[Chart and figure data]
------------

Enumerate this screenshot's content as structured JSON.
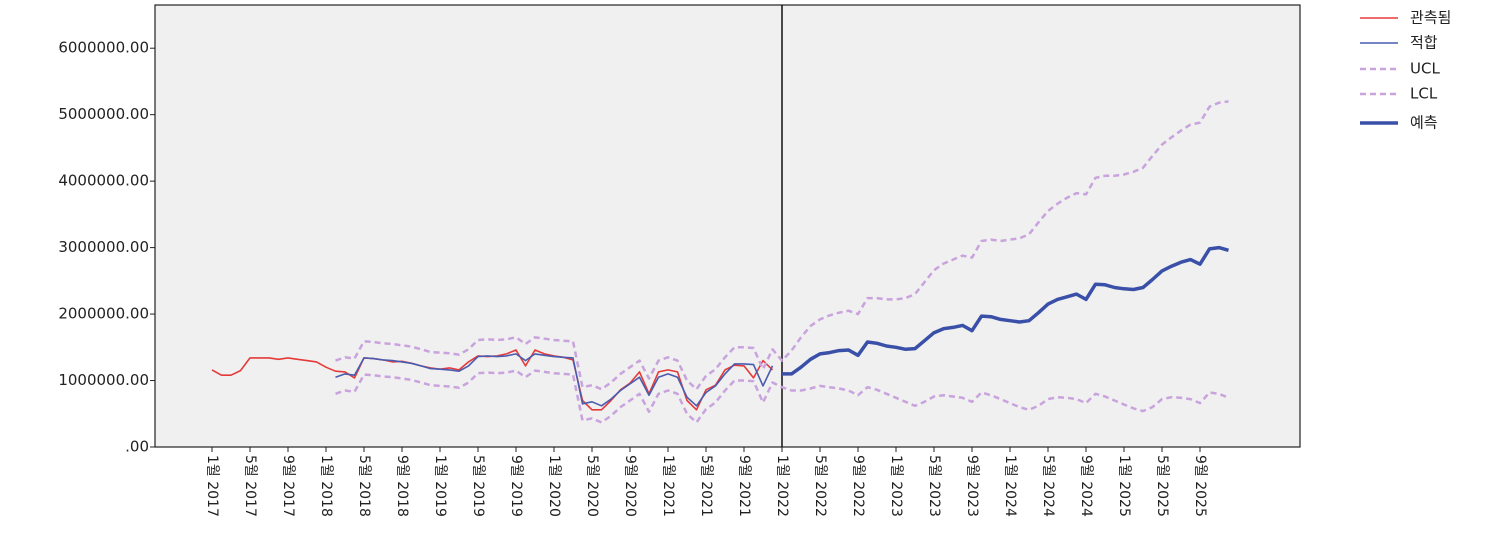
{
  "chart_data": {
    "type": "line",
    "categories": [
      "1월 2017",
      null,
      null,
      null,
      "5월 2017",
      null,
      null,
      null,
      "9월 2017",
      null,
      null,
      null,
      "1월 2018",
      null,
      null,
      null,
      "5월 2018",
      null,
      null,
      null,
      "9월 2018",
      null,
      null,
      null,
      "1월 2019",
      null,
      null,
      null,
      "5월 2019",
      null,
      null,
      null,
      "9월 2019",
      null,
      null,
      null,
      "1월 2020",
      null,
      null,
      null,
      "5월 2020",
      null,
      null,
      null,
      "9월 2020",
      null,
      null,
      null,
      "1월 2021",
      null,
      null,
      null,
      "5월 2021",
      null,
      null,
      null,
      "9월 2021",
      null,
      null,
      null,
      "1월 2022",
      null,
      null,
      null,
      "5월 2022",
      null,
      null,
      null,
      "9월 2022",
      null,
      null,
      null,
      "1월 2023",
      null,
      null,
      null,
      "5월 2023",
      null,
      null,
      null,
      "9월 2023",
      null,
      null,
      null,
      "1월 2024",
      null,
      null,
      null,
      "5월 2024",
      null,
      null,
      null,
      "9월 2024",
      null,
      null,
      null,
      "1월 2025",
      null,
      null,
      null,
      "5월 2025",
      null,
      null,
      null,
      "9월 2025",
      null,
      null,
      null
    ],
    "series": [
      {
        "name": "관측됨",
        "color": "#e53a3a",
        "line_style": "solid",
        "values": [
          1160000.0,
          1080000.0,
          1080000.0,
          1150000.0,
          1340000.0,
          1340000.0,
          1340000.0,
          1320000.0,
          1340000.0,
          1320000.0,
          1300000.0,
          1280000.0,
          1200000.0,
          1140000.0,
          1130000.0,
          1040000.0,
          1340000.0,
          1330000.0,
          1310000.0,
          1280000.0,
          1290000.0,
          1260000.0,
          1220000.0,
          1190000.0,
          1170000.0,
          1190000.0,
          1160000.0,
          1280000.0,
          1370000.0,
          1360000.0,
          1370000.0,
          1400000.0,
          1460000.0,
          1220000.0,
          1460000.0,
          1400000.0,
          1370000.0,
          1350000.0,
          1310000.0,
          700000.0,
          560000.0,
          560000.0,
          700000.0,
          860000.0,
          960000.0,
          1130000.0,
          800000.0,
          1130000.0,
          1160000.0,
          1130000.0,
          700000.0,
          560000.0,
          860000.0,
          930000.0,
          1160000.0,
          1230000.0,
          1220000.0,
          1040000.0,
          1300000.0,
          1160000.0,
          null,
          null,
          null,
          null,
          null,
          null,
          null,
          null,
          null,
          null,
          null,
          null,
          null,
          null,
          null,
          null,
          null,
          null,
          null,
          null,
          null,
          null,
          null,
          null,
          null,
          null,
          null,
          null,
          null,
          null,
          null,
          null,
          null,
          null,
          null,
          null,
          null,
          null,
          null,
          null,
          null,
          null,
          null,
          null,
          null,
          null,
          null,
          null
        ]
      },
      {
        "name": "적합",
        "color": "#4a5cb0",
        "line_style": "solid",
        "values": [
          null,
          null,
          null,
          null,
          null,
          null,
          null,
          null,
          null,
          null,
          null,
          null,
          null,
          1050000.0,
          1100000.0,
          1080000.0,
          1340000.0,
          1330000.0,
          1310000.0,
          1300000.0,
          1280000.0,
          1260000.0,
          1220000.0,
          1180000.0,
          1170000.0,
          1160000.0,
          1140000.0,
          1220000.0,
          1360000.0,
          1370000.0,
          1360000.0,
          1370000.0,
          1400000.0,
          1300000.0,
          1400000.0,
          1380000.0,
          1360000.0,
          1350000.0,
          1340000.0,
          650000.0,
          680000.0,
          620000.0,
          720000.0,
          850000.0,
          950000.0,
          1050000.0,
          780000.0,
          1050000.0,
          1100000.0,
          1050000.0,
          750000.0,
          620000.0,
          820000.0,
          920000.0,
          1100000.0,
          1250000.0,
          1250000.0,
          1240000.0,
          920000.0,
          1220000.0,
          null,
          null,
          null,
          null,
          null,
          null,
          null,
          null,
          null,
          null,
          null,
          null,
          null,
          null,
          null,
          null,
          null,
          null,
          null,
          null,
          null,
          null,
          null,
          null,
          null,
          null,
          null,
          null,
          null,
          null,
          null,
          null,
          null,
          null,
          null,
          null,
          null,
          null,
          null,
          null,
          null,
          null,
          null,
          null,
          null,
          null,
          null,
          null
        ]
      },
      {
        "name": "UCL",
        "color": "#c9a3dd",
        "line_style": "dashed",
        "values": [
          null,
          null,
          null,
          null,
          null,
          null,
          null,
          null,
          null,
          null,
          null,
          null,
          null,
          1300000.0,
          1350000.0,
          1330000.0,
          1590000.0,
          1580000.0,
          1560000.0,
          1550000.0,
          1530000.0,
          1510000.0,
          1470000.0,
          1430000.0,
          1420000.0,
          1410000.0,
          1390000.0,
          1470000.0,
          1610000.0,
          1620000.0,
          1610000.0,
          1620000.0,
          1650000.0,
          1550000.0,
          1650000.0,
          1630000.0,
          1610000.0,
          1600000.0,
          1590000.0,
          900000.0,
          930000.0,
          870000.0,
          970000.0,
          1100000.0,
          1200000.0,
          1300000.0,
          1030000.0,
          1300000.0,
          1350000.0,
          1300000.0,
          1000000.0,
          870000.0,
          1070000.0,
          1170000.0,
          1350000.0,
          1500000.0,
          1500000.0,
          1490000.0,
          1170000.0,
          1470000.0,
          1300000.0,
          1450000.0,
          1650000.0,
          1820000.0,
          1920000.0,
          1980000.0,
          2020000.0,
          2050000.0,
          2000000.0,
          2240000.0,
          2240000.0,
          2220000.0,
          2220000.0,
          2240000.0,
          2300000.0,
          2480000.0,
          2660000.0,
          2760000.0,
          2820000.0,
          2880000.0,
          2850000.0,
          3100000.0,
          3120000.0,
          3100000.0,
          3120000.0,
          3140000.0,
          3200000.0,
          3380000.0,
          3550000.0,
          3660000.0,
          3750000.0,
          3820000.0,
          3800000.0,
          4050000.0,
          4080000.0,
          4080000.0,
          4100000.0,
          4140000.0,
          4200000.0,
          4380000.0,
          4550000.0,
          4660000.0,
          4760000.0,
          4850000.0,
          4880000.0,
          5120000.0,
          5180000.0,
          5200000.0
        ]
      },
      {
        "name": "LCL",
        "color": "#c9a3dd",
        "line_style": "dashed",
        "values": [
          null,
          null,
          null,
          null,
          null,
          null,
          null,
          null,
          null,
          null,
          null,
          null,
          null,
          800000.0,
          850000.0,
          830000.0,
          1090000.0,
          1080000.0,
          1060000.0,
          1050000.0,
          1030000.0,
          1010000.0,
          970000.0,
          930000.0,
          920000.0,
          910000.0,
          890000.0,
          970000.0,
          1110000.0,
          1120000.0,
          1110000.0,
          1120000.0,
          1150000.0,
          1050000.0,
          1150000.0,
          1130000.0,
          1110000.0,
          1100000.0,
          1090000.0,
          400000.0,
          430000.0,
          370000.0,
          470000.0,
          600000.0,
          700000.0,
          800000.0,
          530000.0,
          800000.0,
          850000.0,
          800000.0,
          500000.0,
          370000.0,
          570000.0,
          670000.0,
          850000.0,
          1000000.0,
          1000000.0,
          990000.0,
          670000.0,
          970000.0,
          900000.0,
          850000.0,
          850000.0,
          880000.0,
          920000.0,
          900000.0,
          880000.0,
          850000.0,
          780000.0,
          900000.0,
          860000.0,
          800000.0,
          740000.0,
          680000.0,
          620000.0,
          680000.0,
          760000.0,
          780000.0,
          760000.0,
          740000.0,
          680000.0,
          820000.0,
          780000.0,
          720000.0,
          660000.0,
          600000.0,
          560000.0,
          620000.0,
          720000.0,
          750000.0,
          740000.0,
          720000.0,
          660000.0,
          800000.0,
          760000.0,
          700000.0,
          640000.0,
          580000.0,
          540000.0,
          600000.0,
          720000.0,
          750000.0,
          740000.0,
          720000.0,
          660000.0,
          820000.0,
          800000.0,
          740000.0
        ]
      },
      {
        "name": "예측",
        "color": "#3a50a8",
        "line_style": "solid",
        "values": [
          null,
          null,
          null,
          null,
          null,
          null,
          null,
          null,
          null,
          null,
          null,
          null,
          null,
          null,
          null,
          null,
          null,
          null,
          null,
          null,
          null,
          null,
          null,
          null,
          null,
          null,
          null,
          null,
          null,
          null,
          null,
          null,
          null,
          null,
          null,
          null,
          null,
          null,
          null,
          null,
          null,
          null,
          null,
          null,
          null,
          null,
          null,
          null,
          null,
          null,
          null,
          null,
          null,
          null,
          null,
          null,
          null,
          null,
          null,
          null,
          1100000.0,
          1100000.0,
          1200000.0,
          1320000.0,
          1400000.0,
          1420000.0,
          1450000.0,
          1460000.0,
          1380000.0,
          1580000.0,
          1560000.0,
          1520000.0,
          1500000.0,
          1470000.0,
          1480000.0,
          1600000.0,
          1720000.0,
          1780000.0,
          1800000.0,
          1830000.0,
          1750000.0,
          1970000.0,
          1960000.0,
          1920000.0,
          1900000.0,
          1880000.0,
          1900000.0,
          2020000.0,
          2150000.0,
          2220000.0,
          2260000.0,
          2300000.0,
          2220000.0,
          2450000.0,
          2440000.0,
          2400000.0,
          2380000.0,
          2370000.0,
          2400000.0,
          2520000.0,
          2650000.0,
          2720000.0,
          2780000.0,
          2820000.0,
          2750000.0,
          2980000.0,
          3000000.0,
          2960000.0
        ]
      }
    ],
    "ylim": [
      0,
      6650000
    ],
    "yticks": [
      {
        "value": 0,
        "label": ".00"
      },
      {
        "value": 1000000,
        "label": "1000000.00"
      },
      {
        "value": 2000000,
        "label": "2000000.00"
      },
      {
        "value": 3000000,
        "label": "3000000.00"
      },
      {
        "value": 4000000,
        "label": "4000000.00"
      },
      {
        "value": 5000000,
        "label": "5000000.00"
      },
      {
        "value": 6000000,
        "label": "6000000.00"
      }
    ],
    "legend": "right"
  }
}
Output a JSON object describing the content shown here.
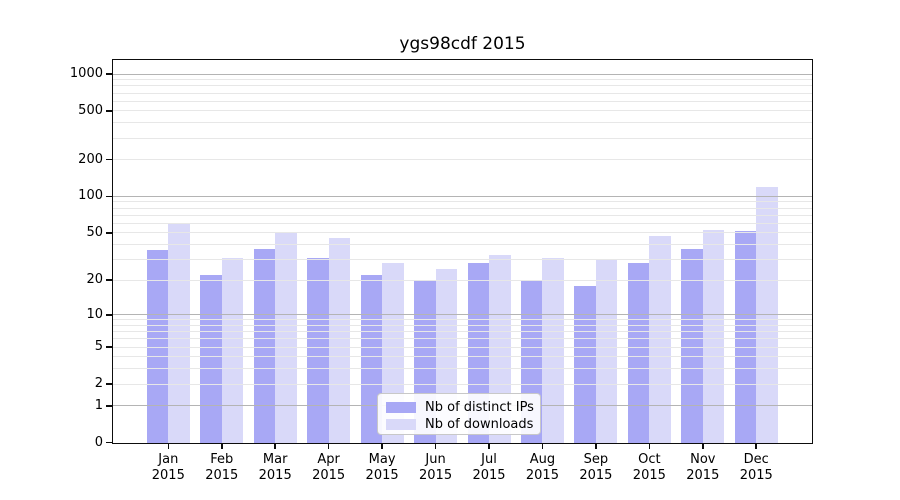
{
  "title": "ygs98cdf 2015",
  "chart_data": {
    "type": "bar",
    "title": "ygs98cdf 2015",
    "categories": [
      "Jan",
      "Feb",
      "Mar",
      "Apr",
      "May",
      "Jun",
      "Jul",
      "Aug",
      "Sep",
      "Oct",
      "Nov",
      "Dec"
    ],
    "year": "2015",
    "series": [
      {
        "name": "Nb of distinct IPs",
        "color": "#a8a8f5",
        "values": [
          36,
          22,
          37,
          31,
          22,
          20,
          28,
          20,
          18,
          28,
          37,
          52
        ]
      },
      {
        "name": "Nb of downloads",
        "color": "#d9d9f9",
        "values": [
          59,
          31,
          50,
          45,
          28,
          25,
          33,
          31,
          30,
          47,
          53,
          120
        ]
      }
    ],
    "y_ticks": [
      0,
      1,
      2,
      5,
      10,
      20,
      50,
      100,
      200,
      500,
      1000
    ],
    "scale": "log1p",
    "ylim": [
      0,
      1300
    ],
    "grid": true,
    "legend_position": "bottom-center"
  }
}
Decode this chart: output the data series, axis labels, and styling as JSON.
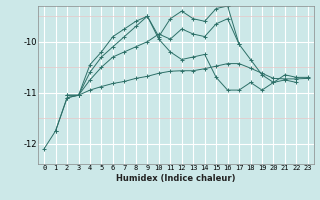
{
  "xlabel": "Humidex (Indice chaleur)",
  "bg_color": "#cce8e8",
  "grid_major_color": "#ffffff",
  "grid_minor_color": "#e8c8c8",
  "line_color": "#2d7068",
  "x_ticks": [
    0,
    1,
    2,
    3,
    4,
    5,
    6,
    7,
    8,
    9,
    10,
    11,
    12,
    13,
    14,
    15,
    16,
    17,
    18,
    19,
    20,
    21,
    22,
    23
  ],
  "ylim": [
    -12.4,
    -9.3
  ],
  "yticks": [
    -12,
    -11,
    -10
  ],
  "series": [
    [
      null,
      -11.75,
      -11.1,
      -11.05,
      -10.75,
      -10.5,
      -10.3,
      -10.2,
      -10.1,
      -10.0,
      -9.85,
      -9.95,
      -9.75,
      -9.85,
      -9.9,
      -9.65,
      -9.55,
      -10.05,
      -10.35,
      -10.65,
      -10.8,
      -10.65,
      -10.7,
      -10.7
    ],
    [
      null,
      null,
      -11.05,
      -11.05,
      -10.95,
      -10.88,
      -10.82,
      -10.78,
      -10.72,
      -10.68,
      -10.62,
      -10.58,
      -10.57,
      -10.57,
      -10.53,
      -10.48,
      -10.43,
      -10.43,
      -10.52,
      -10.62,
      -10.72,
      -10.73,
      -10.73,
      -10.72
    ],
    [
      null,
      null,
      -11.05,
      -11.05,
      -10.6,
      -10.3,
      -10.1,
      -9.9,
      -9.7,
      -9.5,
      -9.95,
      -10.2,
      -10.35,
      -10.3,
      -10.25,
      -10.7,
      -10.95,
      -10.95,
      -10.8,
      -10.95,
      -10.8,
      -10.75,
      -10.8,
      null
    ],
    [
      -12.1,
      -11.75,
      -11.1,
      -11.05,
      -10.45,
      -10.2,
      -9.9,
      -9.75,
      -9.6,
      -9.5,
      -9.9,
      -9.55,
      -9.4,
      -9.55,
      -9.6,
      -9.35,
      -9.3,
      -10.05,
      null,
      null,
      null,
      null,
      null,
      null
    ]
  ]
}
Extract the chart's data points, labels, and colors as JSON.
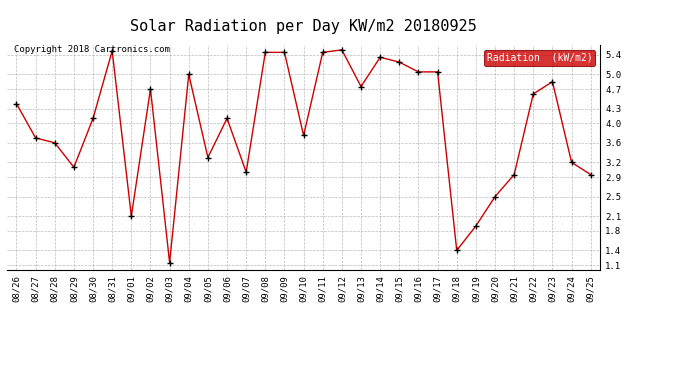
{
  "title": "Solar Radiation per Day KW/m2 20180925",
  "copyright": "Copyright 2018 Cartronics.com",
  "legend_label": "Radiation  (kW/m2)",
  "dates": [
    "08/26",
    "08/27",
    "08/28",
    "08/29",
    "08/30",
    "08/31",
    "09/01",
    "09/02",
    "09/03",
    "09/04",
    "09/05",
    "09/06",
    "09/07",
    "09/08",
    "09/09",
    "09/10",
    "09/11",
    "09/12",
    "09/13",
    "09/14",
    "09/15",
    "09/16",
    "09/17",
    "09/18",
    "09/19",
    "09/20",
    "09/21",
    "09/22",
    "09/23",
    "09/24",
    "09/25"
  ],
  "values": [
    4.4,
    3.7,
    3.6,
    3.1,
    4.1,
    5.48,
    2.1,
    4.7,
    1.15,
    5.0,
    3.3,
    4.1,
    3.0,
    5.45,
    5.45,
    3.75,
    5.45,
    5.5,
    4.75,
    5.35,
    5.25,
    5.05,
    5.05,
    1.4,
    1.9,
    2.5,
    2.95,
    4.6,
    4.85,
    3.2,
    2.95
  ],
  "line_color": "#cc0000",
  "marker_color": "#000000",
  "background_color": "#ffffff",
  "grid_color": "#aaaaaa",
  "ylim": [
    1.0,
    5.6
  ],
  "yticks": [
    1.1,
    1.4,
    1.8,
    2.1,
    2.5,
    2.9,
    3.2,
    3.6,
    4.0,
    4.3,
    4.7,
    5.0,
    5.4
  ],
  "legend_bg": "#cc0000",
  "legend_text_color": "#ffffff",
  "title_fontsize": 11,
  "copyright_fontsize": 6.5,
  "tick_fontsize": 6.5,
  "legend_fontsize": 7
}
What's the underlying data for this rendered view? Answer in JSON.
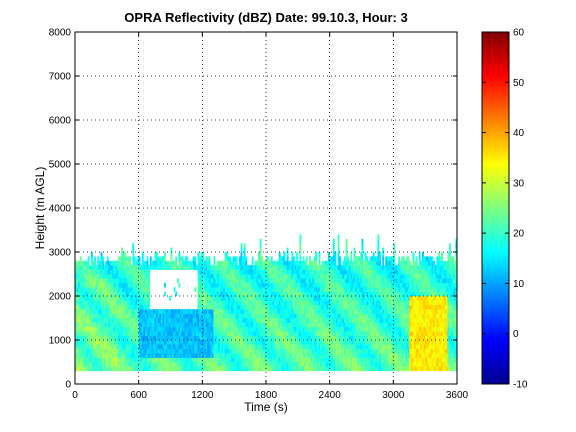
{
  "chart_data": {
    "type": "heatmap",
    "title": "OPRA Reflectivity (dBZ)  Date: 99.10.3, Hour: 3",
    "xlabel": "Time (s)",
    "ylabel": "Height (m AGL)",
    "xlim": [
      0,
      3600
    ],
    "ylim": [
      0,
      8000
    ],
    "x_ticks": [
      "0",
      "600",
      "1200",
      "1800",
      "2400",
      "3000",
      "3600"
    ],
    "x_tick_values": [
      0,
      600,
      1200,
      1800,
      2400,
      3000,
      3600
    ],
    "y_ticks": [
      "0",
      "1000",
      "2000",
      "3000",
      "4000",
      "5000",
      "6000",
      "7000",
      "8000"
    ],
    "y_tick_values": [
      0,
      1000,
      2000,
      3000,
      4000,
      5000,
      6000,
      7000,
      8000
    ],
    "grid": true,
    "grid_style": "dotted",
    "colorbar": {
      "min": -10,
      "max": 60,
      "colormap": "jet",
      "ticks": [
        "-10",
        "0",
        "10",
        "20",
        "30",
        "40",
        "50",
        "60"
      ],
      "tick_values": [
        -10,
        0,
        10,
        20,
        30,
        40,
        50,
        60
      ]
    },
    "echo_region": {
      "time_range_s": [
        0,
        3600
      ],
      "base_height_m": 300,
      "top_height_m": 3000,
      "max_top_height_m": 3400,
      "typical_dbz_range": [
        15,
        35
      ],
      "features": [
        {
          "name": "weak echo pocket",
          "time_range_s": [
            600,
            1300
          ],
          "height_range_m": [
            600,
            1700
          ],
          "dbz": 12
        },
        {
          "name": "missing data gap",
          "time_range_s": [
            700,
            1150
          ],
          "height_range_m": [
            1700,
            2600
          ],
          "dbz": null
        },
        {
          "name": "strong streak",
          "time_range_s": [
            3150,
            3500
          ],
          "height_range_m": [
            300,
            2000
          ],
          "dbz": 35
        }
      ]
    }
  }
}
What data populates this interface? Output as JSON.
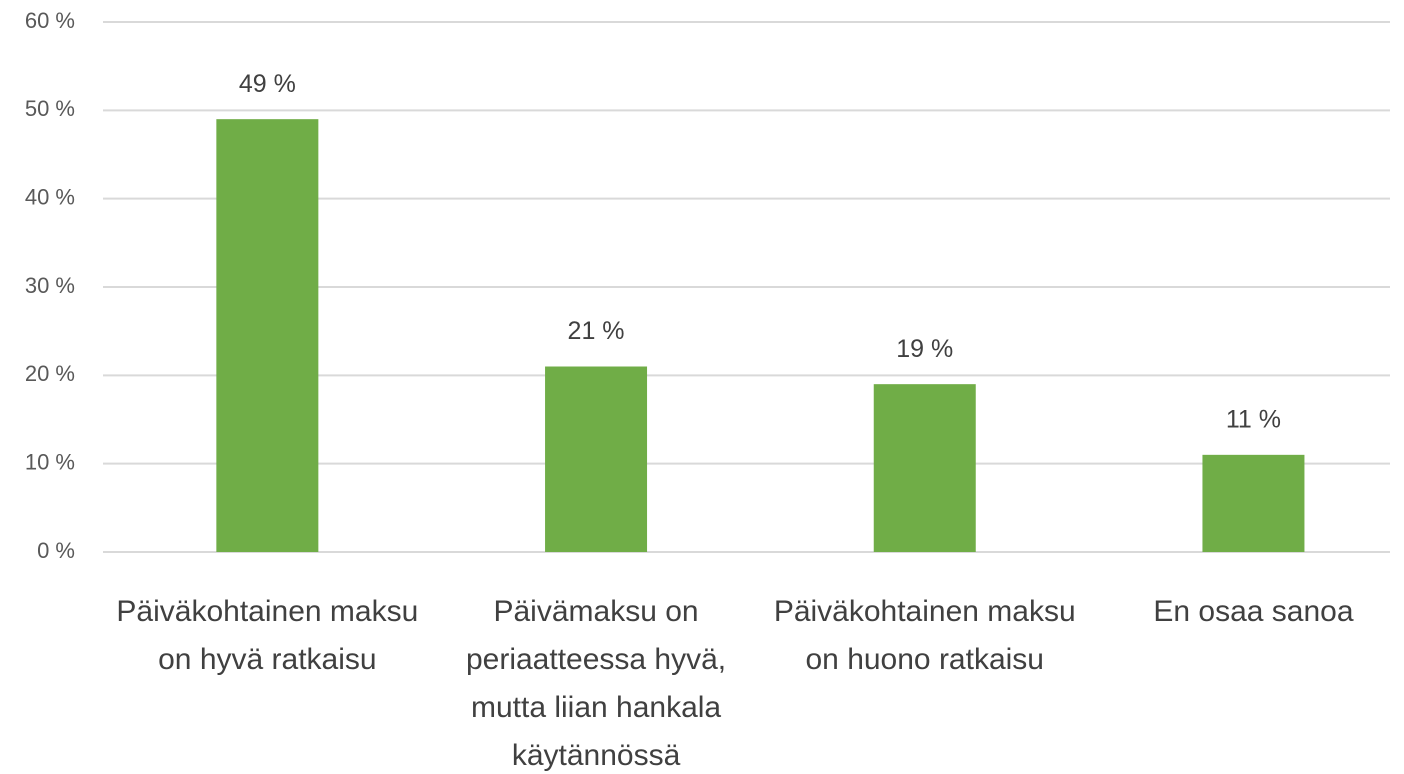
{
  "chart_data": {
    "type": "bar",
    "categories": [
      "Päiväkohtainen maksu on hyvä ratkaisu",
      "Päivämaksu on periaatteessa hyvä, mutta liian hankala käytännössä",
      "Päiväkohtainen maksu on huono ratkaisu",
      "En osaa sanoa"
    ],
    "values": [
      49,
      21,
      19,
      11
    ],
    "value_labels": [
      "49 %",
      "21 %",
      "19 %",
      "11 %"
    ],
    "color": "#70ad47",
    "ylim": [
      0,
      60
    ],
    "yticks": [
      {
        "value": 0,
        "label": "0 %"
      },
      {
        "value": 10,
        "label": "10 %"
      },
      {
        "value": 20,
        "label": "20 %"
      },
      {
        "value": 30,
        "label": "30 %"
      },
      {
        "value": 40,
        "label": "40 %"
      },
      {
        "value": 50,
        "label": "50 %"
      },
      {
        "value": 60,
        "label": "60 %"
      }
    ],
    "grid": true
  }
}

------------

Exercise goal - Find every line above that contains the word "type", and return each one.

Worked answer -
    "type": "line",
    "type": "bar",
    "type": "heatmap",
    "type": "bar",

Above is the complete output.